* [DIRECTIONS]:
Report every line below that holds the word "должна".

--- RECORDS FOR THIS TASK ---

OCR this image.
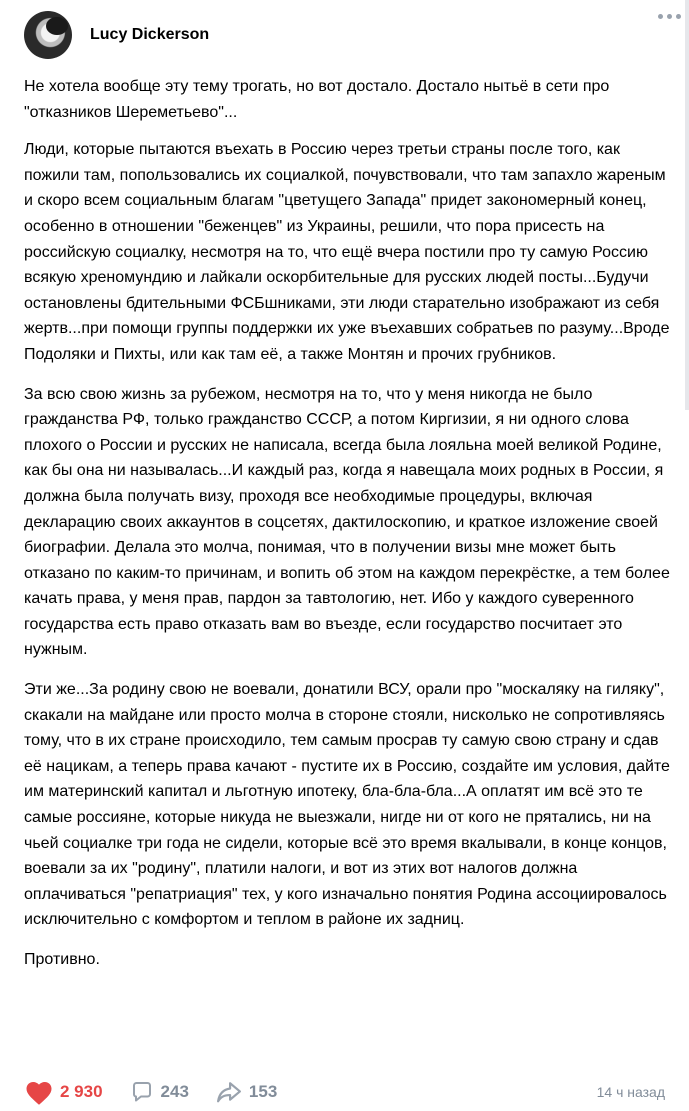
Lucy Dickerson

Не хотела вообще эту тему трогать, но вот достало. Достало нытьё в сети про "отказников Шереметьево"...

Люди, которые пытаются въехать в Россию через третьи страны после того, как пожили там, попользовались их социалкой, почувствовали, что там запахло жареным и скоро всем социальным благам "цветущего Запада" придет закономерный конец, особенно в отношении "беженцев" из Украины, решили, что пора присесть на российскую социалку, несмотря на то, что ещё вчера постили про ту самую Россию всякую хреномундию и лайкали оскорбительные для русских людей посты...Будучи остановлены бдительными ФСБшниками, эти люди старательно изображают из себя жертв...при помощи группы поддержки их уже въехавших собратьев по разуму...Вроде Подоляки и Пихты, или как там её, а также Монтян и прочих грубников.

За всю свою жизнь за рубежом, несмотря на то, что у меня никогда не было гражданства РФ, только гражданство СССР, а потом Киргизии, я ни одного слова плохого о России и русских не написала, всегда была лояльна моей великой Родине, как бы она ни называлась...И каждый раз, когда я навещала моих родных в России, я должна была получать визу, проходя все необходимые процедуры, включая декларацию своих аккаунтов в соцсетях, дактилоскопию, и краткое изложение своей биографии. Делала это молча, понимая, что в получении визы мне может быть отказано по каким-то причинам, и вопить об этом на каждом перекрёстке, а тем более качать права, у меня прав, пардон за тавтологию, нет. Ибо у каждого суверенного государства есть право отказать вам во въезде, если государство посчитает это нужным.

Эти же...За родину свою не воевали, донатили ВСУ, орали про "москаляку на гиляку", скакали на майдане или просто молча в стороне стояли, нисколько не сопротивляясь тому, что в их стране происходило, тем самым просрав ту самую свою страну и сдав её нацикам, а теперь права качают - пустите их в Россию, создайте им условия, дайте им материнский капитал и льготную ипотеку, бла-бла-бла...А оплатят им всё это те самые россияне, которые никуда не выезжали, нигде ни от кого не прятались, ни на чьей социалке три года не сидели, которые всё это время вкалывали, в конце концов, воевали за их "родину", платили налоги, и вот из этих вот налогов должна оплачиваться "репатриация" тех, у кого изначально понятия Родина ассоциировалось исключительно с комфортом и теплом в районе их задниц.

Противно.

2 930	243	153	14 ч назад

---

* [EXERCISE RESPONSE]:
За всю свою жизнь за рубежом, несмотря на то, что у меня никогда не было гражданства РФ, только гражданство СССР, а потом Киргизии, я ни одного слова плохого о России и русских не написала, всегда была лояльна моей великой Родине, как бы она ни называлась...И каждый раз, когда я навещала моих родных в России, я должна была получать визу, проходя все необходимые процедуры, включая декларацию своих аккаунтов в соцсетях, дактилоскопию, и краткое изложение своей биографии. Делала это молча, понимая, что в получении визы мне может быть отказано по каким-то причинам, и вопить об этом на каждом перекрёстке, а тем более качать права, у меня прав, пардон за тавтологию, нет. Ибо у каждого суверенного государства есть право отказать вам во въезде, если государство посчитает это нужным.
Эти же...За родину свою не воевали, донатили ВСУ, орали про "москаляку на гиляку", скакали на майдане или просто молча в стороне стояли, нисколько не сопротивляясь тому, что в их стране происходило, тем самым просрав ту самую свою страну и сдав её нацикам, а теперь права качают - пустите их в Россию, создайте им условия, дайте им материнский капитал и льготную ипотеку, бла-бла-бла...А оплатят им всё это те самые россияне, которые никуда не выезжали, нигде ни от кого не прятались, ни на чьей социалке три года не сидели, которые всё это время вкалывали, в конце концов, воевали за их "родину", платили налоги, и вот из этих вот налогов должна оплачиваться "репатриация" тех, у кого изначально понятия Родина ассоциировалось исключительно с комфортом и теплом в районе их задниц.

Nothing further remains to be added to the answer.